◆ Work to complete
Rewrite the data from the line containing "x-axis: ТАДЖИКИСТАН ТУРКМЕНИСТАН" up to and including the line containing "384, 30, 399]", changing "data-label" to "value-label" and keeping everything else the same.

— Start of Input records —

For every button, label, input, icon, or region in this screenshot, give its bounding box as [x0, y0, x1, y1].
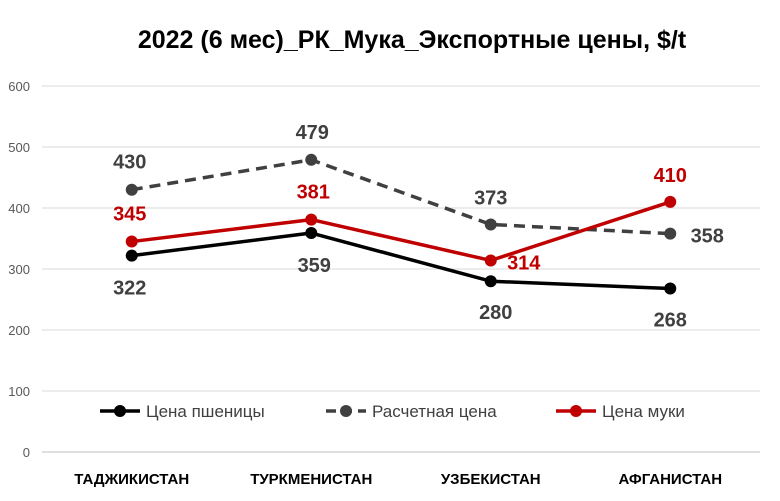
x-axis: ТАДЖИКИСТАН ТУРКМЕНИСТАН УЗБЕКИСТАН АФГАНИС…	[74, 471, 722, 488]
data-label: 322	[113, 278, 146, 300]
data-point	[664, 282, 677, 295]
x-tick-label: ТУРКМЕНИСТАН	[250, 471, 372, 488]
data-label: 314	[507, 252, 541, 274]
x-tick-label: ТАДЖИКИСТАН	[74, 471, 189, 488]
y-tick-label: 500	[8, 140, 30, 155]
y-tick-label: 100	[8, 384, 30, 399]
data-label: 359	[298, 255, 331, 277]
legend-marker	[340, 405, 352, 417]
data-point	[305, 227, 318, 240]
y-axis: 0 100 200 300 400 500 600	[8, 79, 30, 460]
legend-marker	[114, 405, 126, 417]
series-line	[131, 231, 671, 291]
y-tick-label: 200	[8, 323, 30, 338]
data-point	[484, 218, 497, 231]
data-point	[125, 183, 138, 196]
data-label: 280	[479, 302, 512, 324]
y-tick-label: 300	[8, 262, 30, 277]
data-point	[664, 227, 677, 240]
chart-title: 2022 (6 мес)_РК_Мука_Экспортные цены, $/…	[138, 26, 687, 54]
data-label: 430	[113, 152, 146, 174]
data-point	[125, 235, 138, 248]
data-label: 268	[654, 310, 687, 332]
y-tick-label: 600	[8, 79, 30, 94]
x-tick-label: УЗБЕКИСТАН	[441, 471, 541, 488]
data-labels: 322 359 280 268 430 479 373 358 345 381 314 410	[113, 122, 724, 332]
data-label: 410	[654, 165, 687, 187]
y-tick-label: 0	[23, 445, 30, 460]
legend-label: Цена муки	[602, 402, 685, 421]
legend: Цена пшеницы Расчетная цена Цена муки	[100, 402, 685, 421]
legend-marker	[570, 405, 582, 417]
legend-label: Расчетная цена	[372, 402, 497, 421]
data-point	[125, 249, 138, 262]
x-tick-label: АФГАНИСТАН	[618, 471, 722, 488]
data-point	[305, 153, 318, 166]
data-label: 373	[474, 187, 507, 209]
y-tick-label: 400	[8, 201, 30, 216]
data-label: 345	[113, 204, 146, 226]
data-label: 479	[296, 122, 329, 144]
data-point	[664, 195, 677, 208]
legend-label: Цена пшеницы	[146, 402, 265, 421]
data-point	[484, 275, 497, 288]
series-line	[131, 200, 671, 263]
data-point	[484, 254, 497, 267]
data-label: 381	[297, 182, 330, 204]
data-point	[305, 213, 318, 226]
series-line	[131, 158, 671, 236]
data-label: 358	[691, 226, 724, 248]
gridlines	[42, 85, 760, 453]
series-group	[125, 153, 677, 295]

— End of Input records —
— Start of Input records —

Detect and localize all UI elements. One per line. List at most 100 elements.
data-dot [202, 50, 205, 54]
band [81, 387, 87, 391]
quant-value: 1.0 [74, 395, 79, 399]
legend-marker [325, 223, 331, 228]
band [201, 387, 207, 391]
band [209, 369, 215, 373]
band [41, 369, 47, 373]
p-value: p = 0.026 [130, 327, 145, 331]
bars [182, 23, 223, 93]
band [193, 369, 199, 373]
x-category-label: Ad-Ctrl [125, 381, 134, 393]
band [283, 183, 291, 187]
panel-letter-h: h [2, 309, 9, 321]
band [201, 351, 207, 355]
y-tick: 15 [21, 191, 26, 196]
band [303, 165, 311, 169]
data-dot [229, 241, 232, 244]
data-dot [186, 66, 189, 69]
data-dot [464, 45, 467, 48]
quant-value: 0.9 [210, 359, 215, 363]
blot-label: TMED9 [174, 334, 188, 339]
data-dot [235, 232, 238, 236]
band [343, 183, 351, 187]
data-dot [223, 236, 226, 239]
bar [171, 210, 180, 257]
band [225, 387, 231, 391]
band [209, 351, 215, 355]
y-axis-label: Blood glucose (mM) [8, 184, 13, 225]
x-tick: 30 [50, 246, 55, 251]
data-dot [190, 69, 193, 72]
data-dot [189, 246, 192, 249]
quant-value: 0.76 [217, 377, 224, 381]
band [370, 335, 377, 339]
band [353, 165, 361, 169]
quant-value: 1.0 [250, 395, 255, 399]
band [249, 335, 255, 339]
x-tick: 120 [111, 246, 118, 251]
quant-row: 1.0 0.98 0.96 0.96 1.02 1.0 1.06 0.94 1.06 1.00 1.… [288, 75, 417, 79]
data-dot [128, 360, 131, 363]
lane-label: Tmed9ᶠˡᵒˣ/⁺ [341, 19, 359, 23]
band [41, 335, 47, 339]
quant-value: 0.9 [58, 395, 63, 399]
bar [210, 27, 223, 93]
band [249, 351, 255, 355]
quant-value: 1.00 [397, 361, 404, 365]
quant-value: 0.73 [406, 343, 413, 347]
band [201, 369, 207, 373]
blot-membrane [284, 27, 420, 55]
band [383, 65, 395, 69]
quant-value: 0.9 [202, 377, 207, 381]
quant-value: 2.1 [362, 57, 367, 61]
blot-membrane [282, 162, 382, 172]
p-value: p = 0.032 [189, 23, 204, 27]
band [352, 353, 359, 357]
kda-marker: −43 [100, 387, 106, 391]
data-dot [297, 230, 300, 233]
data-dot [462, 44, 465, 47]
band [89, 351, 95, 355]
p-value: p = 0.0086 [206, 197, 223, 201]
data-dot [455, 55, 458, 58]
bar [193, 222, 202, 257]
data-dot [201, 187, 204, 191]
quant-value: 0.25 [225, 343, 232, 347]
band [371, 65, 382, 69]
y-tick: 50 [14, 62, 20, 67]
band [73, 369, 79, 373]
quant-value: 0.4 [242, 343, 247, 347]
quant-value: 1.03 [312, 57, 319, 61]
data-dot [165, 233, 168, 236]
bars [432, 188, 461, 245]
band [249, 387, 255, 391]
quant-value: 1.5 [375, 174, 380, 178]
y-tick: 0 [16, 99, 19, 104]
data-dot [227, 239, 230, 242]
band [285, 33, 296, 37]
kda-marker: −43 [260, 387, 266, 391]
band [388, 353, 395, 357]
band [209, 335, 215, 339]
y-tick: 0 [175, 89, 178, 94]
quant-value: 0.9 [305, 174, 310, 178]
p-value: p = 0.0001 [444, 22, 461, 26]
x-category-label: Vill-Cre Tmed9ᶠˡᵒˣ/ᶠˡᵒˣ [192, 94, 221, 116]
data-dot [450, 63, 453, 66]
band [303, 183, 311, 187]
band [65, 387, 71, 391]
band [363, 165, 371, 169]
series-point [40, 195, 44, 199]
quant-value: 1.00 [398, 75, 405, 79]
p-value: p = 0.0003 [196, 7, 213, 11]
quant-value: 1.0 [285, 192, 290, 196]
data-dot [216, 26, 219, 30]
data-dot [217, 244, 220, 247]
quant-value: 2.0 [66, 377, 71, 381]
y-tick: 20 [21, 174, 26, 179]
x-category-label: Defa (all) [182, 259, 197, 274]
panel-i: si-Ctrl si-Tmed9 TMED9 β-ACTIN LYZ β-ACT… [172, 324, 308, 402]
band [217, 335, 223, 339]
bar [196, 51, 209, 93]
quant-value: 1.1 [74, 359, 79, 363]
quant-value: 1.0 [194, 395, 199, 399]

— End of Input records —

◆ Written response
x-axis: ТАДЖИКИСТАН ТУРКМЕНИСТАН УЗБЕКИСТАН АФГАНИС…	[74, 471, 722, 488]
value-label: 322	[113, 278, 146, 300]
data-point	[664, 282, 677, 295]
x-tick-label: ТУРКМЕНИСТАН	[250, 471, 372, 488]
value-label: 314	[507, 252, 541, 274]
x-tick-label: ТАДЖИКИСТАН	[74, 471, 189, 488]
y-tick-label: 500	[8, 140, 30, 155]
y-tick-label: 100	[8, 384, 30, 399]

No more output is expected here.